(Extracted records)

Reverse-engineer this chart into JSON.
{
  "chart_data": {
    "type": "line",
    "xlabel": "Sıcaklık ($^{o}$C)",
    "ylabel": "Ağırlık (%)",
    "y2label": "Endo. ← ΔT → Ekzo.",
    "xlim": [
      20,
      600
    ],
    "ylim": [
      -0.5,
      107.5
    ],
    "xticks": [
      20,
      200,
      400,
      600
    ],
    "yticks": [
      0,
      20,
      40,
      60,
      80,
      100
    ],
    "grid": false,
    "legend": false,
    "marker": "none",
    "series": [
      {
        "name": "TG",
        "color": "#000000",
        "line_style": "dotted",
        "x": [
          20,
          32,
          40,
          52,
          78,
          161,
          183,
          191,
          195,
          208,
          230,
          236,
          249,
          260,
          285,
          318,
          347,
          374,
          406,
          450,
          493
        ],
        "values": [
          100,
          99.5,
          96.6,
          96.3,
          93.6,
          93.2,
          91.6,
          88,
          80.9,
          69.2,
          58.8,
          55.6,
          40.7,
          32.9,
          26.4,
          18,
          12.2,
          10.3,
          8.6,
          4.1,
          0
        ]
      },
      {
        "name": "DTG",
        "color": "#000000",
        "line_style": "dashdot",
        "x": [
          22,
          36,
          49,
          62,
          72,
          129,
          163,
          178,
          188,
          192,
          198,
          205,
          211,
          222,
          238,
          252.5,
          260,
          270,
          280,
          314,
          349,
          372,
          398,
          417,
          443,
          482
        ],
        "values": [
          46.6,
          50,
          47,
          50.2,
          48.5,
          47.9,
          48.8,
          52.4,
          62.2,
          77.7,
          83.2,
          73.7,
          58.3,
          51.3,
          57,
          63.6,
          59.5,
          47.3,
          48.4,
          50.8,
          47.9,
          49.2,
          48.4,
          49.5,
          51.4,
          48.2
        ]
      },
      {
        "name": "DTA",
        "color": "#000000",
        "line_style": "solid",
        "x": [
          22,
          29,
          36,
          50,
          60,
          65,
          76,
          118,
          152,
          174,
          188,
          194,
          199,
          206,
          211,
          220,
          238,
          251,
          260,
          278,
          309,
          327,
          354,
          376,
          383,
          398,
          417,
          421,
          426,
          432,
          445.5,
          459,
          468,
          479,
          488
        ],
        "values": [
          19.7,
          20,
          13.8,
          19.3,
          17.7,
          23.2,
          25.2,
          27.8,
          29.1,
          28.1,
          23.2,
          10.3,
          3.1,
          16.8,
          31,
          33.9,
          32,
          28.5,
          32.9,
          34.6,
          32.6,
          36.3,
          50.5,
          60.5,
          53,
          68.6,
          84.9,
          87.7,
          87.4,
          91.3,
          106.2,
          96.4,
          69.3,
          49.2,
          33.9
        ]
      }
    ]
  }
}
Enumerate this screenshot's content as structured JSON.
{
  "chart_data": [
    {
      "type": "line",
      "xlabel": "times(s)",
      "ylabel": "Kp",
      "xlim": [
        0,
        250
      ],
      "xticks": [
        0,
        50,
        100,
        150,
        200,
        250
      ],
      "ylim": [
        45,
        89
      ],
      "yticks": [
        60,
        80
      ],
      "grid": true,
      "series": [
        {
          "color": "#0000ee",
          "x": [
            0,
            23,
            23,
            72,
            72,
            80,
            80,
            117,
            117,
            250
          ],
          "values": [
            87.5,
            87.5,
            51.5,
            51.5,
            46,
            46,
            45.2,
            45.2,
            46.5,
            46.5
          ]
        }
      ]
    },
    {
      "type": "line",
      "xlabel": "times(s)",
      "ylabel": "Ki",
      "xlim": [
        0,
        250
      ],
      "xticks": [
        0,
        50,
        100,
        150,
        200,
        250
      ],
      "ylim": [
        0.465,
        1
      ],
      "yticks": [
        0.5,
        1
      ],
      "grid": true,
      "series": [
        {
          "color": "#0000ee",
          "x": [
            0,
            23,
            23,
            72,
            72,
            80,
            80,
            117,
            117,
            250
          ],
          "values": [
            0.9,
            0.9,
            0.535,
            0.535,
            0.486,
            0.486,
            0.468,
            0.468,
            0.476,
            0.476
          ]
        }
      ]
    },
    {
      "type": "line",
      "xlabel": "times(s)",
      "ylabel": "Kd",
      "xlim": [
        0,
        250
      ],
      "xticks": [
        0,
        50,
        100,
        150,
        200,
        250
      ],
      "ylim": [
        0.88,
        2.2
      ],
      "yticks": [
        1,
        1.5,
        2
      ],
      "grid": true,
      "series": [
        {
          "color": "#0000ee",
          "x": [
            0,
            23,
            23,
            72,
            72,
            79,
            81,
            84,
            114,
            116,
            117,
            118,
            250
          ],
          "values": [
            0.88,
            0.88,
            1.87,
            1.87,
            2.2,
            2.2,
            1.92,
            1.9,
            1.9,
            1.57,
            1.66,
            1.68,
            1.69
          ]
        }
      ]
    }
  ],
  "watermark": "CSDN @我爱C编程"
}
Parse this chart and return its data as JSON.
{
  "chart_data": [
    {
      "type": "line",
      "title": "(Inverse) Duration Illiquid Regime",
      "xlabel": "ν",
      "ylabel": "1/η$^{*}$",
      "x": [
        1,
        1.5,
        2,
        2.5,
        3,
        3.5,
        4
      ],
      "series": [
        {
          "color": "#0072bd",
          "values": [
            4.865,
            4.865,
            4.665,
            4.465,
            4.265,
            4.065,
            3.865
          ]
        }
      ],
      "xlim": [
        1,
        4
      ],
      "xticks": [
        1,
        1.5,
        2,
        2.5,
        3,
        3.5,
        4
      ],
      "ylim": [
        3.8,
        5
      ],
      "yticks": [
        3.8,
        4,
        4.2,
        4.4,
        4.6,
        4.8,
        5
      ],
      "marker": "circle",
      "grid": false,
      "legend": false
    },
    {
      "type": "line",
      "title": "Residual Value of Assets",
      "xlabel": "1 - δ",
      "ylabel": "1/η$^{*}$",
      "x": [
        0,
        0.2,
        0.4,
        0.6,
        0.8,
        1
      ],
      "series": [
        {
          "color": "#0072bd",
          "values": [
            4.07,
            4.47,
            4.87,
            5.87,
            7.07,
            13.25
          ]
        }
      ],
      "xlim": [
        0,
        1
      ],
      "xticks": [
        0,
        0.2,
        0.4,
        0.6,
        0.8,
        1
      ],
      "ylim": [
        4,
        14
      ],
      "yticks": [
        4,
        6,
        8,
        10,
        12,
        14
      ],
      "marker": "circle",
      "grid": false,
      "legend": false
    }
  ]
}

> [Problem description]
Exact copies of all the records are required.

> [Finished exercise]
Reverse-engineer this chart into JSON.
{
  "chart_data": {
    "type": "line",
    "xlabel": "Sıcaklık ($^{o}$C)",
    "ylabel": "Ağırlık (%)",
    "y2label": "Endo. ← ΔT → Ekzo.",
    "xlim": [
      20,
      600
    ],
    "ylim": [
      -0.5,
      107.5
    ],
    "xticks": [
      20,
      200,
      400,
      600
    ],
    "yticks": [
      0,
      20,
      40,
      60,
      80,
      100
    ],
    "grid": false,
    "legend": false,
    "marker": "none",
    "series": [
      {
        "name": "TG",
        "color": "#000000",
        "line_style": "dotted",
        "x": [
          20,
          32,
          40,
          52,
          78,
          161,
          183,
          191,
          195,
          208,
          230,
          236,
          249,
          260,
          285,
          318,
          347,
          374,
          406,
          450,
          493
        ],
        "values": [
          100,
          99.5,
          96.6,
          96.3,
          93.6,
          93.2,
          91.6,
          88,
          80.9,
          69.2,
          58.8,
          55.6,
          40.7,
          32.9,
          26.4,
          18,
          12.2,
          10.3,
          8.6,
          4.1,
          0
        ]
      },
      {
        "name": "DTG",
        "color": "#000000",
        "line_style": "dashdot",
        "x": [
          22,
          36,
          49,
          62,
          72,
          129,
          163,
          178,
          188,
          192,
          198,
          205,
          211,
          222,
          238,
          252.5,
          260,
          270,
          280,
          314,
          349,
          372,
          398,
          417,
          443,
          482
        ],
        "values": [
          46.6,
          50,
          47,
          50.2,
          48.5,
          47.9,
          48.8,
          52.4,
          62.2,
          77.7,
          83.2,
          73.7,
          58.3,
          51.3,
          57,
          63.6,
          59.5,
          47.3,
          48.4,
          50.8,
          47.9,
          49.2,
          48.4,
          49.5,
          51.4,
          48.2
        ]
      },
      {
        "name": "DTA",
        "color": "#000000",
        "line_style": "solid",
        "x": [
          22,
          29,
          36,
          50,
          60,
          65,
          76,
          118,
          152,
          174,
          188,
          194,
          199,
          206,
          211,
          220,
          238,
          251,
          260,
          278,
          309,
          327,
          354,
          376,
          383,
          398,
          417,
          421,
          426,
          432,
          445.5,
          459,
          468,
          479,
          488
        ],
        "values": [
          19.7,
          20,
          13.8,
          19.3,
          17.7,
          23.2,
          25.2,
          27.8,
          29.1,
          28.1,
          23.2,
          10.3,
          3.1,
          16.8,
          31,
          33.9,
          32,
          28.5,
          32.9,
          34.6,
          32.6,
          36.3,
          50.5,
          60.5,
          53,
          68.6,
          84.9,
          87.7,
          87.4,
          91.3,
          106.2,
          96.4,
          69.3,
          49.2,
          33.9
        ]
      }
    ]
  }
}
Enumerate this screenshot's content as structured JSON.
{
  "chart_data": [
    {
      "type": "line",
      "xlabel": "times(s)",
      "ylabel": "Kp",
      "xlim": [
        0,
        250
      ],
      "xticks": [
        0,
        50,
        100,
        150,
        200,
        250
      ],
      "ylim": [
        45,
        89
      ],
      "yticks": [
        60,
        80
      ],
      "grid": true,
      "series": [
        {
          "color": "#0000ee",
          "x": [
            0,
            23,
            23,
            72,
            72,
            80,
            80,
            117,
            117,
            250
          ],
          "values": [
            87.5,
            87.5,
            51.5,
            51.5,
            46,
            46,
            45.2,
            45.2,
            46.5,
            46.5
          ]
        }
      ]
    },
    {
      "type": "line",
      "xlabel": "times(s)",
      "ylabel": "Ki",
      "xlim": [
        0,
        250
      ],
      "xticks": [
        0,
        50,
        100,
        150,
        200,
        250
      ],
      "ylim": [
        0.465,
        1
      ],
      "yticks": [
        0.5,
        1
      ],
      "grid": true,
      "series": [
        {
          "color": "#0000ee",
          "x": [
            0,
            23,
            23,
            72,
            72,
            80,
            80,
            117,
            117,
            250
          ],
          "values": [
            0.9,
            0.9,
            0.535,
            0.535,
            0.486,
            0.486,
            0.468,
            0.468,
            0.476,
            0.476
          ]
        }
      ]
    },
    {
      "type": "line",
      "xlabel": "times(s)",
      "ylabel": "Kd",
      "xlim": [
        0,
        250
      ],
      "xticks": [
        0,
        50,
        100,
        150,
        200,
        250
      ],
      "ylim": [
        0.88,
        2.2
      ],
      "yticks": [
        1,
        1.5,
        2
      ],
      "grid": true,
      "series": [
        {
          "color": "#0000ee",
          "x": [
            0,
            23,
            23,
            72,
            72,
            79,
            81,
            84,
            114,
            116,
            117,
            118,
            250
          ],
          "values": [
            0.88,
            0.88,
            1.87,
            1.87,
            2.2,
            2.2,
            1.92,
            1.9,
            1.9,
            1.57,
            1.66,
            1.68,
            1.69
          ]
        }
      ]
    }
  ],
  "watermark": "CSDN @我爱C编程"
}
Parse this chart and return its data as JSON.
{
  "chart_data": [
    {
      "type": "line",
      "title": "(Inverse) Duration Illiquid Regime",
      "xlabel": "ν",
      "ylabel": "1/η$^{*}$",
      "x": [
        1,
        1.5,
        2,
        2.5,
        3,
        3.5,
        4
      ],
      "series": [
        {
          "color": "#0072bd",
          "values": [
            4.865,
            4.865,
            4.665,
            4.465,
            4.265,
            4.065,
            3.865
          ]
        }
      ],
      "xlim": [
        1,
        4
      ],
      "xticks": [
        1,
        1.5,
        2,
        2.5,
        3,
        3.5,
        4
      ],
      "ylim": [
        3.8,
        5
      ],
      "yticks": [
        3.8,
        4,
        4.2,
        4.4,
        4.6,
        4.8,
        5
      ],
      "marker": "circle",
      "grid": false,
      "legend": false
    },
    {
      "type": "line",
      "title": "Residual Value of Assets",
      "xlabel": "1 - δ",
      "ylabel": "1/η$^{*}$",
      "x": [
        0,
        0.2,
        0.4,
        0.6,
        0.8,
        1
      ],
      "series": [
        {
          "color": "#0072bd",
          "values": [
            4.07,
            4.47,
            4.87,
            5.87,
            7.07,
            13.25
          ]
        }
      ],
      "xlim": [
        0,
        1
      ],
      "xticks": [
        0,
        0.2,
        0.4,
        0.6,
        0.8,
        1
      ],
      "ylim": [
        4,
        14
      ],
      "yticks": [
        4,
        6,
        8,
        10,
        12,
        14
      ],
      "marker": "circle",
      "grid": false,
      "legend": false
    }
  ]
}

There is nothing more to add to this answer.